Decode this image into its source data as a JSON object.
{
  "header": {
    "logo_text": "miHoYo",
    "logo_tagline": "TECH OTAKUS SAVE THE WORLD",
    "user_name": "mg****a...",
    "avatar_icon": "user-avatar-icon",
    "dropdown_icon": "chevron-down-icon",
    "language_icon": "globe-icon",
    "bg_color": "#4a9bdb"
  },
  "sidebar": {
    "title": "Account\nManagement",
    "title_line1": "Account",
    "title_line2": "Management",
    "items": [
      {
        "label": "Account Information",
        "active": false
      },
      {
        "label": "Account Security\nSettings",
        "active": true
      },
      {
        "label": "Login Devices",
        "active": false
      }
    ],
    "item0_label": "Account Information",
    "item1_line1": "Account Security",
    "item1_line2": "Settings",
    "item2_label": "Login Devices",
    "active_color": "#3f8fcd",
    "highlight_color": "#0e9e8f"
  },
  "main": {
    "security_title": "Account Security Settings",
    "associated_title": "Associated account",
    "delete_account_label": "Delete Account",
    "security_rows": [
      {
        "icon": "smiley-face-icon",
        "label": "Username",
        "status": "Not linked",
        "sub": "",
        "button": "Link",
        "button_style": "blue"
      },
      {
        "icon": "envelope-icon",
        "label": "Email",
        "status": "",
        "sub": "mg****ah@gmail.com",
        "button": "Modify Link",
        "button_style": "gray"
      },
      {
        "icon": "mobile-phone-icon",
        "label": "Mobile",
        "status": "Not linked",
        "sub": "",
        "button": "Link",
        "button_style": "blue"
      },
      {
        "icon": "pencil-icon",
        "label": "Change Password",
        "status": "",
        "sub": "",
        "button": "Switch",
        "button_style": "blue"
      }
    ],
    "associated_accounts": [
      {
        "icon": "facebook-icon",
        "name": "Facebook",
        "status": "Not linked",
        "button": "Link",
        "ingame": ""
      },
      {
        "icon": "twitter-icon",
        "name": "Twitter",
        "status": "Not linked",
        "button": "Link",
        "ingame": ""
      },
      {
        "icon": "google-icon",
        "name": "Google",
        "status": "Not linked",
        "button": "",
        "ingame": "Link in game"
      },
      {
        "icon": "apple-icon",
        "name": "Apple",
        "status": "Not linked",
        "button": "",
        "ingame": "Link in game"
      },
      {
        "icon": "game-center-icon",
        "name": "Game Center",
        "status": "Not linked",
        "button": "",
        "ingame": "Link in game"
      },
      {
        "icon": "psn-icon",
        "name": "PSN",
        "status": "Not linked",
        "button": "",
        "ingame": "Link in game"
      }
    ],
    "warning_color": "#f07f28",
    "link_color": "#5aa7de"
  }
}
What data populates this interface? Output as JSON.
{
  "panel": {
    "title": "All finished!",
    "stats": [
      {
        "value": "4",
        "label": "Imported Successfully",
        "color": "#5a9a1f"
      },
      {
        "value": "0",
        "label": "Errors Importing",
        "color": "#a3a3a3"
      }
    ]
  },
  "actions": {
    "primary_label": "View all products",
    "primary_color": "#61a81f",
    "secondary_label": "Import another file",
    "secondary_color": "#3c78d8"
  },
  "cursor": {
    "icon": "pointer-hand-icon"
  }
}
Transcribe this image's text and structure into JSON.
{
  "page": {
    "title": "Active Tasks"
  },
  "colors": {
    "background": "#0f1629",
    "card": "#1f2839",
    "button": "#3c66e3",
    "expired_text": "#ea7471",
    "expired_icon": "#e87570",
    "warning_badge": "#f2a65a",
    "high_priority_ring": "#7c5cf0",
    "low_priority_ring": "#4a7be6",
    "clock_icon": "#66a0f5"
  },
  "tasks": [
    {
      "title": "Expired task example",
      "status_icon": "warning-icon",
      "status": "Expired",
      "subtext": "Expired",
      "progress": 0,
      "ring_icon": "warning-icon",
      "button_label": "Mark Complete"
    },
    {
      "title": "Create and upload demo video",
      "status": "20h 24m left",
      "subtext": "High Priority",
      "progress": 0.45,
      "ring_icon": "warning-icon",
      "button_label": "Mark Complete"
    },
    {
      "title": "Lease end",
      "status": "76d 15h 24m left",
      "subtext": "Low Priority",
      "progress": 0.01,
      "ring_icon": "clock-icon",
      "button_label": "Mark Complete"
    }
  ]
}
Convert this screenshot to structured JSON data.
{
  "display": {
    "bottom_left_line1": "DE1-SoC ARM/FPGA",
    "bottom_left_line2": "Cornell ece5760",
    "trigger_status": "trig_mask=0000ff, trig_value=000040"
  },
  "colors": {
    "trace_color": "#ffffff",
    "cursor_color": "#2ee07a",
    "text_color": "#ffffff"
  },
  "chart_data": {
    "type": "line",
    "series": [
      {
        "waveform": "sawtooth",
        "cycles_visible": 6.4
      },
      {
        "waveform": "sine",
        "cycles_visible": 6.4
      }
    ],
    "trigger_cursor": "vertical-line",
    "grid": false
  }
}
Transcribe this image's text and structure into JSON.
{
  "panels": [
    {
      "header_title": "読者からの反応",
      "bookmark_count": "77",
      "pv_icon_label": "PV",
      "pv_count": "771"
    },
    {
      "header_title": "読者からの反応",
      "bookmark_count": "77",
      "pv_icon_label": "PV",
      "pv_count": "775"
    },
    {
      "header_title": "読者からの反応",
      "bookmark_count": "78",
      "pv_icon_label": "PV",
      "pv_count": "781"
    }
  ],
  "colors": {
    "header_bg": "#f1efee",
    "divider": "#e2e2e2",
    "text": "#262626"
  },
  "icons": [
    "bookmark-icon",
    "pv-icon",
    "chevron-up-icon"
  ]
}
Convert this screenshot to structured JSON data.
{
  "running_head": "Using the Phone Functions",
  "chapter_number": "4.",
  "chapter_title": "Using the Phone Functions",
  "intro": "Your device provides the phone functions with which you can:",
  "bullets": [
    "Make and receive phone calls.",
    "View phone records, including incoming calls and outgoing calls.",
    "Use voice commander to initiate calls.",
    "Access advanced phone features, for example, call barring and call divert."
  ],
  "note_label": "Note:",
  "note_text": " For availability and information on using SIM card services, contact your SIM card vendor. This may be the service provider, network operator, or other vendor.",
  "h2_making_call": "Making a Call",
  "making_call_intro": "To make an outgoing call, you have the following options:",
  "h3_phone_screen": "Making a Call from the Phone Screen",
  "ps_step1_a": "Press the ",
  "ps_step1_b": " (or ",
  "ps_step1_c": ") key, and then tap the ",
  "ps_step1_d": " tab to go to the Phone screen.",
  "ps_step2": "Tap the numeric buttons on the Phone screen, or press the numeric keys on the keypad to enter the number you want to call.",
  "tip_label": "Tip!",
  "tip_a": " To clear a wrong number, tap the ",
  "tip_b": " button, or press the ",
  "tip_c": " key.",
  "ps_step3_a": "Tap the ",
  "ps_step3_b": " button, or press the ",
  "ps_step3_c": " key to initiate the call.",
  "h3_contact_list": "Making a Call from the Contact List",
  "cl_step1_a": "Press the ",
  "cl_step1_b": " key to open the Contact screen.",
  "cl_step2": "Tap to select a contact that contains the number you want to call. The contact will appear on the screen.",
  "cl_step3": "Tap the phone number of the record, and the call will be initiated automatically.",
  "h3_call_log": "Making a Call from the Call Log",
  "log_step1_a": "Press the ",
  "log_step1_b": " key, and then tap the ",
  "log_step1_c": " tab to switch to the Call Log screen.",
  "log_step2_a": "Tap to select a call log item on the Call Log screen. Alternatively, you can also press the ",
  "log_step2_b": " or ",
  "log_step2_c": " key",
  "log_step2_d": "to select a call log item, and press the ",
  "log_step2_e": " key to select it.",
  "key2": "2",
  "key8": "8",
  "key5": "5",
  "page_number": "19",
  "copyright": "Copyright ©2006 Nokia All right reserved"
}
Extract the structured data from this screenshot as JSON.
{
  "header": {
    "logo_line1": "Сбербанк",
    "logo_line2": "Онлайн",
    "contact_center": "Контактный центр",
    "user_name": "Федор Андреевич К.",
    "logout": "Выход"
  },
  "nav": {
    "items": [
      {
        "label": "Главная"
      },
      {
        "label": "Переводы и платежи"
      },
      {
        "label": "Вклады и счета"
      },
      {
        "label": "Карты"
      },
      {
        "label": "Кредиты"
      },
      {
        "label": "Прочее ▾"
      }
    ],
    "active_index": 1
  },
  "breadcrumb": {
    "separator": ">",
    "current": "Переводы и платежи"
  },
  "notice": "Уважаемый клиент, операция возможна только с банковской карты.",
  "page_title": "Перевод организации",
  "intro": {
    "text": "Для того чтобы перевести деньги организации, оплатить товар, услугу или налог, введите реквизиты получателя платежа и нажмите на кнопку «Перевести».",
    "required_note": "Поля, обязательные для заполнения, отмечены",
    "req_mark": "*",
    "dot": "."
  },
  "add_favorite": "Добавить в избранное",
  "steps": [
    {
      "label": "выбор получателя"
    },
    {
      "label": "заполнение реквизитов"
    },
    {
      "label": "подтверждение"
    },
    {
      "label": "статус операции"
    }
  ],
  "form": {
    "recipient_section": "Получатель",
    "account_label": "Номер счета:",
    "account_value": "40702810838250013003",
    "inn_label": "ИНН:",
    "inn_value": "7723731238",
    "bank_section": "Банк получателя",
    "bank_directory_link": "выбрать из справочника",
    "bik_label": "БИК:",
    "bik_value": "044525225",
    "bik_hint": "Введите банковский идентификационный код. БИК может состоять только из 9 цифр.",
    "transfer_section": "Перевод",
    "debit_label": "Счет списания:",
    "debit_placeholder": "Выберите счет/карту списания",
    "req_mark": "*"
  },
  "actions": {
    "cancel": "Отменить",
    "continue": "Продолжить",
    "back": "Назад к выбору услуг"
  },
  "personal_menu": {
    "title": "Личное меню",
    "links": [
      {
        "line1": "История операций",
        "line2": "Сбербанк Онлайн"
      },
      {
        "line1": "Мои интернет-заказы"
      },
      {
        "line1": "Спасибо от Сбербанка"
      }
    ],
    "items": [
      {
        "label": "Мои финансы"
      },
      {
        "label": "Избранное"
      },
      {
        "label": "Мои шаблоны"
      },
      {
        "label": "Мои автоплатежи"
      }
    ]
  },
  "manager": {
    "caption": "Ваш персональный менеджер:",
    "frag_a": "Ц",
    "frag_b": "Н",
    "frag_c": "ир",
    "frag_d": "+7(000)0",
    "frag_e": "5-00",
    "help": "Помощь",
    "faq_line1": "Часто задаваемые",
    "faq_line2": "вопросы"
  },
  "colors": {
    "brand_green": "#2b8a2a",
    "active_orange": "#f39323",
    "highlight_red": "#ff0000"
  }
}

○ ○ ○ ○ ○ ○ ○

Filter the records above and return every line that holds the word "example".

      "title": "Expired task example",
    "Access advanced phone features, for example, call barring and call divert."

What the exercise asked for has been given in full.